[Figure record extracts]

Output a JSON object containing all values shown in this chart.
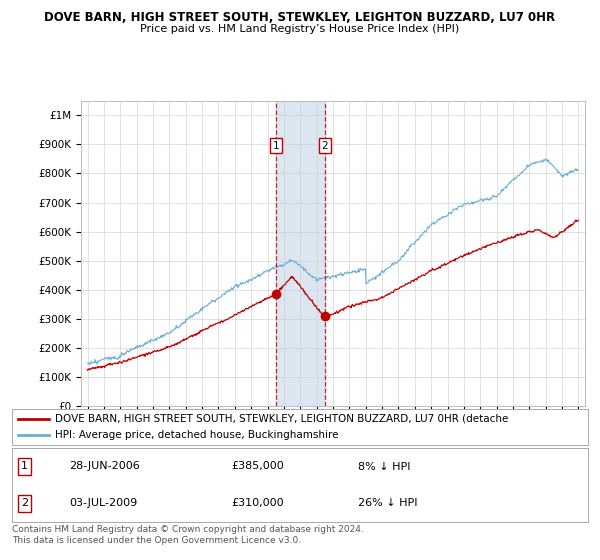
{
  "title1": "DOVE BARN, HIGH STREET SOUTH, STEWKLEY, LEIGHTON BUZZARD, LU7 0HR",
  "title2": "Price paid vs. HM Land Registry’s House Price Index (HPI)",
  "ylim": [
    0,
    1050000
  ],
  "yticks": [
    0,
    100000,
    200000,
    300000,
    400000,
    500000,
    600000,
    700000,
    800000,
    900000,
    1000000
  ],
  "ytick_labels": [
    "£0",
    "£100K",
    "£200K",
    "£300K",
    "£400K",
    "£500K",
    "£600K",
    "£700K",
    "£800K",
    "£900K",
    "£1M"
  ],
  "sale1_date": 2006.5,
  "sale1_price": 385000,
  "sale2_date": 2009.5,
  "sale2_price": 310000,
  "shade_color": "#dce6f1",
  "hpi_color": "#6baed6",
  "price_color": "#c00000",
  "grid_color": "#d3d3d3",
  "legend_label1": "DOVE BARN, HIGH STREET SOUTH, STEWKLEY, LEIGHTON BUZZARD, LU7 0HR (detache",
  "legend_label2": "HPI: Average price, detached house, Buckinghamshire",
  "table_rows": [
    {
      "num": "1",
      "date": "28-JUN-2006",
      "price": "£385,000",
      "hpi": "8% ↓ HPI"
    },
    {
      "num": "2",
      "date": "03-JUL-2009",
      "price": "£310,000",
      "hpi": "26% ↓ HPI"
    }
  ],
  "footer": "Contains HM Land Registry data © Crown copyright and database right 2024.\nThis data is licensed under the Open Government Licence v3.0.",
  "bg_color": "#ffffff",
  "xlim_left": 1994.6,
  "xlim_right": 2025.4,
  "xtick_start": 1995,
  "xtick_end": 2025
}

__WRITTEN INSTRUCTION__
Skip every picture and transcribe the data above exactly.

__RESPONSE BELOW__
Output a JSON object containing all values shown in this chart.
{
  "title1": "DOVE BARN, HIGH STREET SOUTH, STEWKLEY, LEIGHTON BUZZARD, LU7 0HR",
  "title2": "Price paid vs. HM Land Registry’s House Price Index (HPI)",
  "ylim": [
    0,
    1050000
  ],
  "yticks": [
    0,
    100000,
    200000,
    300000,
    400000,
    500000,
    600000,
    700000,
    800000,
    900000,
    1000000
  ],
  "ytick_labels": [
    "£0",
    "£100K",
    "£200K",
    "£300K",
    "£400K",
    "£500K",
    "£600K",
    "£700K",
    "£800K",
    "£900K",
    "£1M"
  ],
  "sale1_date": 2006.5,
  "sale1_price": 385000,
  "sale2_date": 2009.5,
  "sale2_price": 310000,
  "shade_color": "#dce6f1",
  "hpi_color": "#6baed6",
  "price_color": "#c00000",
  "grid_color": "#d3d3d3",
  "legend_label1": "DOVE BARN, HIGH STREET SOUTH, STEWKLEY, LEIGHTON BUZZARD, LU7 0HR (detache",
  "legend_label2": "HPI: Average price, detached house, Buckinghamshire",
  "table_rows": [
    {
      "num": "1",
      "date": "28-JUN-2006",
      "price": "£385,000",
      "hpi": "8% ↓ HPI"
    },
    {
      "num": "2",
      "date": "03-JUL-2009",
      "price": "£310,000",
      "hpi": "26% ↓ HPI"
    }
  ],
  "footer": "Contains HM Land Registry data © Crown copyright and database right 2024.\nThis data is licensed under the Open Government Licence v3.0.",
  "bg_color": "#ffffff",
  "xlim_left": 1994.6,
  "xlim_right": 2025.4,
  "xtick_start": 1995,
  "xtick_end": 2025
}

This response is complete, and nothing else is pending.